[start]
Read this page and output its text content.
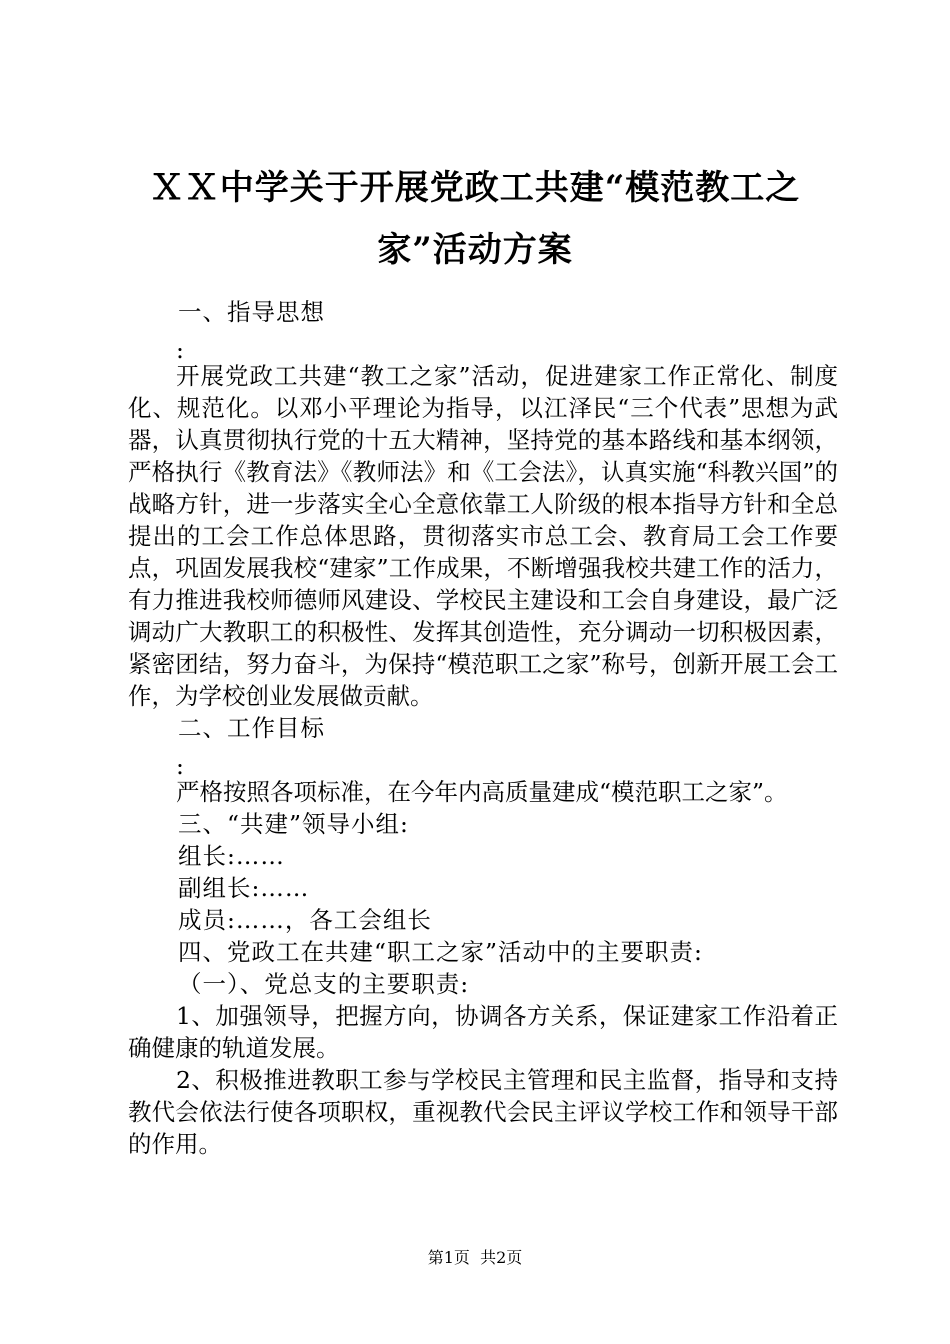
ＸＸ中学关于开展党政工共建“模范教工之
家”活动方案

一、指导思想

:

开展党政工共建“教工之家”活动，促进建家工作正常化、制度化、规范化。以邓小平理论为指导，以江泽民“三个代表”思想为武器，认真贯彻执行党的十五大精神，坚持党的基本路线和基本纲领，严格执行《教育法》《教师法》和《工会法》，认真实施“科教兴国”的战略方针，进一步落实全心全意依靠工人阶级的根本指导方针和全总提出的工会工作总体思路，贯彻落实市总工会、教育局工会工作要点，巩固发展我校“建家”工作成果，不断增强我校共建工作的活力，有力推进我校师德师风建设、学校民主建设和工会自身建设，最广泛调动广大教职工的积极性、发挥其创造性，充分调动一切积极因素，紧密团结，努力奋斗，为保持“模范职工之家”称号，创新开展工会工作，为学校创业发展做贡献。

二、工作目标

:

严格按照各项标准，在今年内高质量建成“模范职工之家”。

三、“共建”领导小组:

组长:……

副组长:……

成员:……，各工会组长

四、党政工在共建“职工之家”活动中的主要职责:

（一）、党总支的主要职责:

1、加强领导，把握方向，协调各方关系，保证建家工作沿着正确健康的轨道发展。

2、积极推进教职工参与学校民主管理和民主监督，指导和支持教代会依法行使各项职权，重视教代会民主评议学校工作和领导干部的作用。

第1页  共2页
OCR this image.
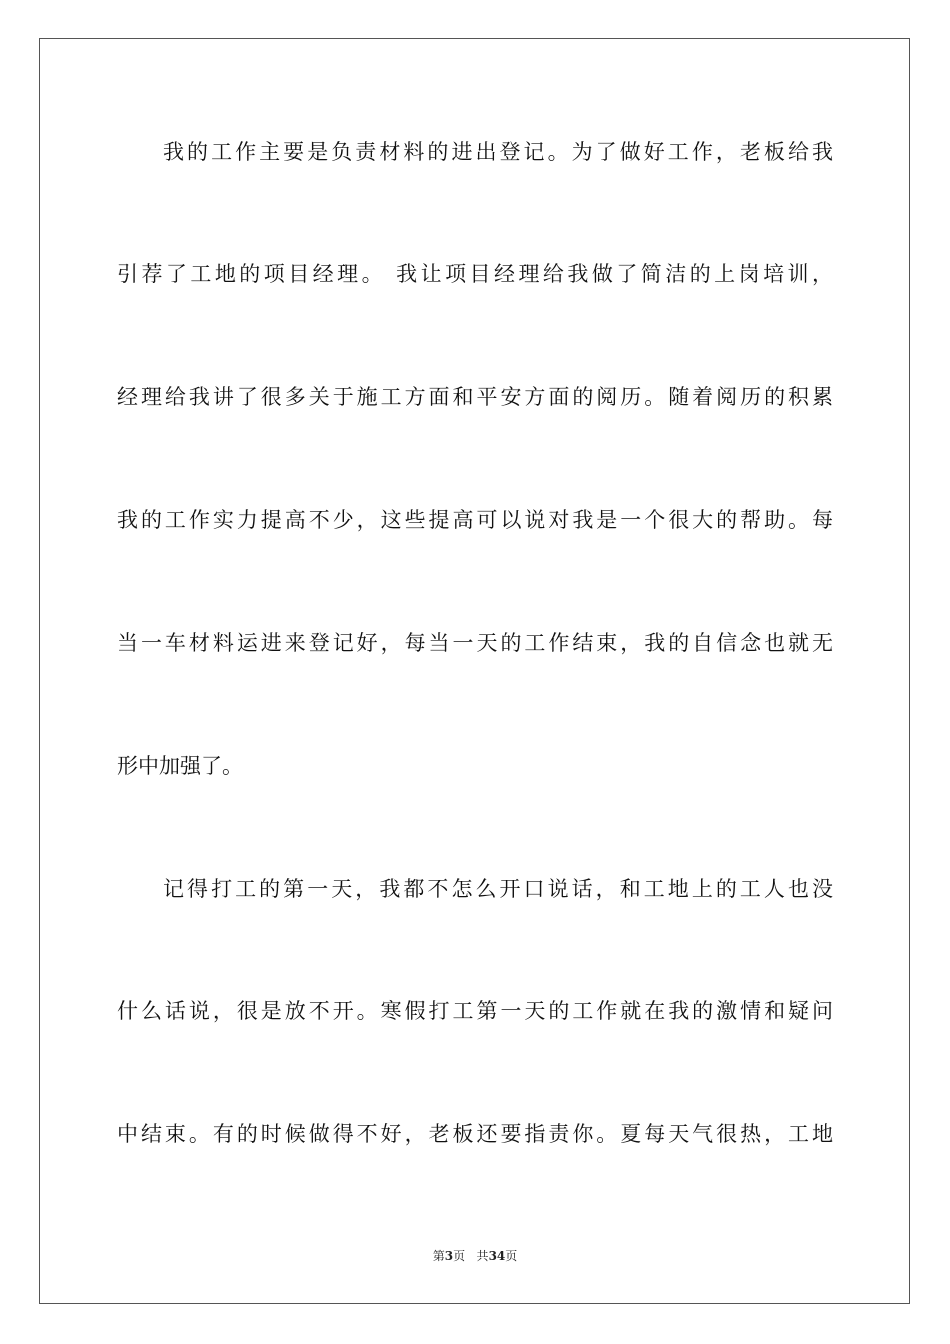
我的工作主要是负责材料的进出登记。为了做好工作，老板给我
引荐了工地的项目经理。 我让项目经理给我做了简洁的上岗培训，
经理给我讲了很多关于施工方面和平安方面的阅历。随着阅历的积累
我的工作实力提高不少，这些提高可以说对我是一个很大的帮助。每
当一车材料运进来登记好，每当一天的工作结束，我的自信念也就无
形中加强了。
记得打工的第一天，我都不怎么开口说话，和工地上的工人也没
什么话说，很是放不开。寒假打工第一天的工作就在我的激情和疑问
中结束。有的时候做得不好，老板还要指责你。夏每天气很热，工地
第3页 共34页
[end]
[What you have to do]:
Copy the listing exactly. Any image in it stays out of the copy.

[Response to the exercise]:
Read this page and output its text content.
ＸＸ中学关于开展党政工共建“模范教工之
家”活动方案

一、指导思想

:

开展党政工共建“教工之家”活动，促进建家工作正常化、制度化、规范化。以邓小平理论为指导，以江泽民“三个代表”思想为武器，认真贯彻执行党的十五大精神，坚持党的基本路线和基本纲领，严格执行《教育法》《教师法》和《工会法》，认真实施“科教兴国”的战略方针，进一步落实全心全意依靠工人阶级的根本指导方针和全总提出的工会工作总体思路，贯彻落实市总工会、教育局工会工作要点，巩固发展我校“建家”工作成果，不断增强我校共建工作的活力，有力推进我校师德师风建设、学校民主建设和工会自身建设，最广泛调动广大教职工的积极性、发挥其创造性，充分调动一切积极因素，紧密团结，努力奋斗，为保持“模范职工之家”称号，创新开展工会工作，为学校创业发展做贡献。

二、工作目标

:

严格按照各项标准，在今年内高质量建成“模范职工之家”。

三、“共建”领导小组:

组长:……

副组长:……

成员:……，各工会组长

四、党政工在共建“职工之家”活动中的主要职责:

（一）、党总支的主要职责:

1、加强领导，把握方向，协调各方关系，保证建家工作沿着正确健康的轨道发展。

2、积极推进教职工参与学校民主管理和民主监督，指导和支持教代会依法行使各项职权，重视教代会民主评议学校工作和领导干部的作用。

第1页  共2页
OCR this image.
我的工作主要是负责材料的进出登记。为了做好工作，老板给我
引荐了工地的项目经理。 我让项目经理给我做了简洁的上岗培训，
经理给我讲了很多关于施工方面和平安方面的阅历。随着阅历的积累
我的工作实力提高不少，这些提高可以说对我是一个很大的帮助。每
当一车材料运进来登记好，每当一天的工作结束，我的自信念也就无
形中加强了。
记得打工的第一天，我都不怎么开口说话，和工地上的工人也没
什么话说，很是放不开。寒假打工第一天的工作就在我的激情和疑问
中结束。有的时候做得不好，老板还要指责你。夏每天气很热，工地
第3页 共34页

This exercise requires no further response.